(Collected data)

···

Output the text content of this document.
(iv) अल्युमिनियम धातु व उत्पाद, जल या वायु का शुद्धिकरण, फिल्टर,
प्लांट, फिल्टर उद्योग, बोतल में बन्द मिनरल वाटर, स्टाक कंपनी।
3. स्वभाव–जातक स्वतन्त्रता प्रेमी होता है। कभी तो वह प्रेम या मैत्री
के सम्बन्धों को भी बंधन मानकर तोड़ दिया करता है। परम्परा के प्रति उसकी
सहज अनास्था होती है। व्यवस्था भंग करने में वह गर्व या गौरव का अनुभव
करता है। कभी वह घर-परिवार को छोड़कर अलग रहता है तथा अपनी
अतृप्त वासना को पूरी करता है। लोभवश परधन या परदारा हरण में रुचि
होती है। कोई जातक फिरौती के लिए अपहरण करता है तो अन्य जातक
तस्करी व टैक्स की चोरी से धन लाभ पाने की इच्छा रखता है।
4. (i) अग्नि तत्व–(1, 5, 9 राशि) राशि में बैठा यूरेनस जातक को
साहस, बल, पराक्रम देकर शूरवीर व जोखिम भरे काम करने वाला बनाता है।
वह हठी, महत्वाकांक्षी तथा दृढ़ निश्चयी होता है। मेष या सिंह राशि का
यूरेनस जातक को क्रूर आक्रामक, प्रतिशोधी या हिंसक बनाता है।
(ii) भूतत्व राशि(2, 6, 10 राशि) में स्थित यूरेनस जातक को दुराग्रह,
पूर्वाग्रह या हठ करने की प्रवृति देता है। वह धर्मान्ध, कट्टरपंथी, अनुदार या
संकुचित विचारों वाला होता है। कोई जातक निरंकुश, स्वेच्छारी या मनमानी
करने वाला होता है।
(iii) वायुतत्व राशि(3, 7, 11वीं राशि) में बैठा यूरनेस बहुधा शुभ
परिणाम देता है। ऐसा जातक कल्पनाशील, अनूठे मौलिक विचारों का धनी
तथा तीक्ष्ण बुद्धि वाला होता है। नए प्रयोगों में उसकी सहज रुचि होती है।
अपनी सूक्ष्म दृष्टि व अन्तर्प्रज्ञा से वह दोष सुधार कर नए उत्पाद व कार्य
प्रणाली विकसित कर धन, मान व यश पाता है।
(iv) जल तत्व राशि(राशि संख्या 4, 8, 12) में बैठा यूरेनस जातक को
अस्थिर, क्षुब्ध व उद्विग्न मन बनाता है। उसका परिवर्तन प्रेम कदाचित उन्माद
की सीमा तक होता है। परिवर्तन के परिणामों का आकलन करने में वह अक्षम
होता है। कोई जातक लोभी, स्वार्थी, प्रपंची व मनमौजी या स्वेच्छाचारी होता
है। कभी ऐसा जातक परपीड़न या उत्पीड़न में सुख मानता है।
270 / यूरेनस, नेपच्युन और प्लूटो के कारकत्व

···

> [REQUIREMENTS]: Go through the records above and retype each one exactly.

> [WRITTEN ANSWER]:
Output the text content of this document.
(iv) अल्युमिनियम धातु व उत्पाद, जल या वायु का शुद्धिकरण, फिल्टर,
प्लांट, फिल्टर उद्योग, बोतल में बन्द मिनरल वाटर, स्टाक कंपनी।
3. स्वभाव–जातक स्वतन्त्रता प्रेमी होता है। कभी तो वह प्रेम या मैत्री
के सम्बन्धों को भी बंधन मानकर तोड़ दिया करता है। परम्परा के प्रति उसकी
सहज अनास्था होती है। व्यवस्था भंग करने में वह गर्व या गौरव का अनुभव
करता है। कभी वह घर-परिवार को छोड़कर अलग रहता है तथा अपनी
अतृप्त वासना को पूरी करता है। लोभवश परधन या परदारा हरण में रुचि
होती है। कोई जातक फिरौती के लिए अपहरण करता है तो अन्य जातक
तस्करी व टैक्स की चोरी से धन लाभ पाने की इच्छा रखता है।
4. (i) अग्नि तत्व–(1, 5, 9 राशि) राशि में बैठा यूरेनस जातक को
साहस, बल, पराक्रम देकर शूरवीर व जोखिम भरे काम करने वाला बनाता है।
वह हठी, महत्वाकांक्षी तथा दृढ़ निश्चयी होता है। मेष या सिंह राशि का
यूरेनस जातक को क्रूर आक्रामक, प्रतिशोधी या हिंसक बनाता है।
(ii) भूतत्व राशि(2, 6, 10 राशि) में स्थित यूरेनस जातक को दुराग्रह,
पूर्वाग्रह या हठ करने की प्रवृति देता है। वह धर्मान्ध, कट्टरपंथी, अनुदार या
संकुचित विचारों वाला होता है। कोई जातक निरंकुश, स्वेच्छारी या मनमानी
करने वाला होता है।
(iii) वायुतत्व राशि(3, 7, 11वीं राशि) में बैठा यूरनेस बहुधा शुभ
परिणाम देता है। ऐसा जातक कल्पनाशील, अनूठे मौलिक विचारों का धनी
तथा तीक्ष्ण बुद्धि वाला होता है। नए प्रयोगों में उसकी सहज रुचि होती है।
अपनी सूक्ष्म दृष्टि व अन्तर्प्रज्ञा से वह दोष सुधार कर नए उत्पाद व कार्य
प्रणाली विकसित कर धन, मान व यश पाता है।
(iv) जल तत्व राशि(राशि संख्या 4, 8, 12) में बैठा यूरेनस जातक को
अस्थिर, क्षुब्ध व उद्विग्न मन बनाता है। उसका परिवर्तन प्रेम कदाचित उन्माद
की सीमा तक होता है। परिवर्तन के परिणामों का आकलन करने में वह अक्षम
होता है। कोई जातक लोभी, स्वार्थी, प्रपंची व मनमौजी या स्वेच्छाचारी होता
है। कभी ऐसा जातक परपीड़न या उत्पीड़न में सुख मानता है।
270 / यूरेनस, नेपच्युन और प्लूटो के कारकत्व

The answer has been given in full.